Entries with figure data

%%

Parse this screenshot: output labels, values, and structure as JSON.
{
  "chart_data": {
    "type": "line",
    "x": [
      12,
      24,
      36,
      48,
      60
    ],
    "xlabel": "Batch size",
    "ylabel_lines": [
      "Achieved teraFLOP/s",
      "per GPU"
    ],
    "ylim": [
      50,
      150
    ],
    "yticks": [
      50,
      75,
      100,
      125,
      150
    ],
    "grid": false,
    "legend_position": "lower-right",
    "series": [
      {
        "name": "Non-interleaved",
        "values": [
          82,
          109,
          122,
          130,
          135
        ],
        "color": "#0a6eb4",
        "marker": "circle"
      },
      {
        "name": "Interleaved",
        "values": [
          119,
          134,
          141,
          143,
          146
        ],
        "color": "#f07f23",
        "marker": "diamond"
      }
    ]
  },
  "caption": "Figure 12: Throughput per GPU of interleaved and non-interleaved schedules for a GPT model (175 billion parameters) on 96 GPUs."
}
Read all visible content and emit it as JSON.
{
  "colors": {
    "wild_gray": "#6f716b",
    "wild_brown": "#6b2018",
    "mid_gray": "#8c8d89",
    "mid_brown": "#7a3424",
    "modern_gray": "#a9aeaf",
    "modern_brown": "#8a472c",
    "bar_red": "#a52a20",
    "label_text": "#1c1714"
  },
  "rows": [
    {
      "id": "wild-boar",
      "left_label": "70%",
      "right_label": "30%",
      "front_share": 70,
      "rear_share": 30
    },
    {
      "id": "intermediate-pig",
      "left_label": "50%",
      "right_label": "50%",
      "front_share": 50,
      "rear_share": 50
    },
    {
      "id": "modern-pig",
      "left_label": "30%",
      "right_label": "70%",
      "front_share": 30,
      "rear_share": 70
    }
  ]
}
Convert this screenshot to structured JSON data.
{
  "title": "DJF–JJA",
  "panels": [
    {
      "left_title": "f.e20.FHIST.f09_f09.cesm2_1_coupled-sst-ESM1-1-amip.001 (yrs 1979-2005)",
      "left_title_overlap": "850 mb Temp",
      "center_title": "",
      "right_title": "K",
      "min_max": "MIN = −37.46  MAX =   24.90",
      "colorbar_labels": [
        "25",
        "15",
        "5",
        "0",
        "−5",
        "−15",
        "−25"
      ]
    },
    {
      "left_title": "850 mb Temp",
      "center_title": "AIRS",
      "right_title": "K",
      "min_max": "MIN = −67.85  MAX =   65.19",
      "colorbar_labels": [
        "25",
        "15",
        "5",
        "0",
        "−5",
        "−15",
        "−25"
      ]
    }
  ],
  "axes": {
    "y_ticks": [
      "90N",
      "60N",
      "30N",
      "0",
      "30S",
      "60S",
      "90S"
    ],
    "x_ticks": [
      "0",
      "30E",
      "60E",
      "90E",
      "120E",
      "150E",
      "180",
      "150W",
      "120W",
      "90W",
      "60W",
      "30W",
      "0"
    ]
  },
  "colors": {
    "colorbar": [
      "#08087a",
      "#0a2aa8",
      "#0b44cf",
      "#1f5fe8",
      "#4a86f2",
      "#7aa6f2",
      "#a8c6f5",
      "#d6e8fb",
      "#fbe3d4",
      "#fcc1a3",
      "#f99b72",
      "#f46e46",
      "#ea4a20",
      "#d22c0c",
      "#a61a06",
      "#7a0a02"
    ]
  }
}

%%

◆ **Required task**:
Take the entries above and copy them out exactly.

◆ **Answer to the task**:
Parse this screenshot: output labels, values, and structure as JSON.
{
  "chart_data": {
    "type": "line",
    "x": [
      12,
      24,
      36,
      48,
      60
    ],
    "xlabel": "Batch size",
    "ylabel_lines": [
      "Achieved teraFLOP/s",
      "per GPU"
    ],
    "ylim": [
      50,
      150
    ],
    "yticks": [
      50,
      75,
      100,
      125,
      150
    ],
    "grid": false,
    "legend_position": "lower-right",
    "series": [
      {
        "name": "Non-interleaved",
        "values": [
          82,
          109,
          122,
          130,
          135
        ],
        "color": "#0a6eb4",
        "marker": "circle"
      },
      {
        "name": "Interleaved",
        "values": [
          119,
          134,
          141,
          143,
          146
        ],
        "color": "#f07f23",
        "marker": "diamond"
      }
    ]
  },
  "caption": "Figure 12: Throughput per GPU of interleaved and non-interleaved schedules for a GPT model (175 billion parameters) on 96 GPUs."
}
Read all visible content and emit it as JSON.
{
  "colors": {
    "wild_gray": "#6f716b",
    "wild_brown": "#6b2018",
    "mid_gray": "#8c8d89",
    "mid_brown": "#7a3424",
    "modern_gray": "#a9aeaf",
    "modern_brown": "#8a472c",
    "bar_red": "#a52a20",
    "label_text": "#1c1714"
  },
  "rows": [
    {
      "id": "wild-boar",
      "left_label": "70%",
      "right_label": "30%",
      "front_share": 70,
      "rear_share": 30
    },
    {
      "id": "intermediate-pig",
      "left_label": "50%",
      "right_label": "50%",
      "front_share": 50,
      "rear_share": 50
    },
    {
      "id": "modern-pig",
      "left_label": "30%",
      "right_label": "70%",
      "front_share": 30,
      "rear_share": 70
    }
  ]
}
Convert this screenshot to structured JSON data.
{
  "title": "DJF–JJA",
  "panels": [
    {
      "left_title": "f.e20.FHIST.f09_f09.cesm2_1_coupled-sst-ESM1-1-amip.001 (yrs 1979-2005)",
      "left_title_overlap": "850 mb Temp",
      "center_title": "",
      "right_title": "K",
      "min_max": "MIN = −37.46  MAX =   24.90",
      "colorbar_labels": [
        "25",
        "15",
        "5",
        "0",
        "−5",
        "−15",
        "−25"
      ]
    },
    {
      "left_title": "850 mb Temp",
      "center_title": "AIRS",
      "right_title": "K",
      "min_max": "MIN = −67.85  MAX =   65.19",
      "colorbar_labels": [
        "25",
        "15",
        "5",
        "0",
        "−5",
        "−15",
        "−25"
      ]
    }
  ],
  "axes": {
    "y_ticks": [
      "90N",
      "60N",
      "30N",
      "0",
      "30S",
      "60S",
      "90S"
    ],
    "x_ticks": [
      "0",
      "30E",
      "60E",
      "90E",
      "120E",
      "150E",
      "180",
      "150W",
      "120W",
      "90W",
      "60W",
      "30W",
      "0"
    ]
  },
  "colors": {
    "colorbar": [
      "#08087a",
      "#0a2aa8",
      "#0b44cf",
      "#1f5fe8",
      "#4a86f2",
      "#7aa6f2",
      "#a8c6f5",
      "#d6e8fb",
      "#fbe3d4",
      "#fcc1a3",
      "#f99b72",
      "#f46e46",
      "#ea4a20",
      "#d22c0c",
      "#a61a06",
      "#7a0a02"
    ]
  }
}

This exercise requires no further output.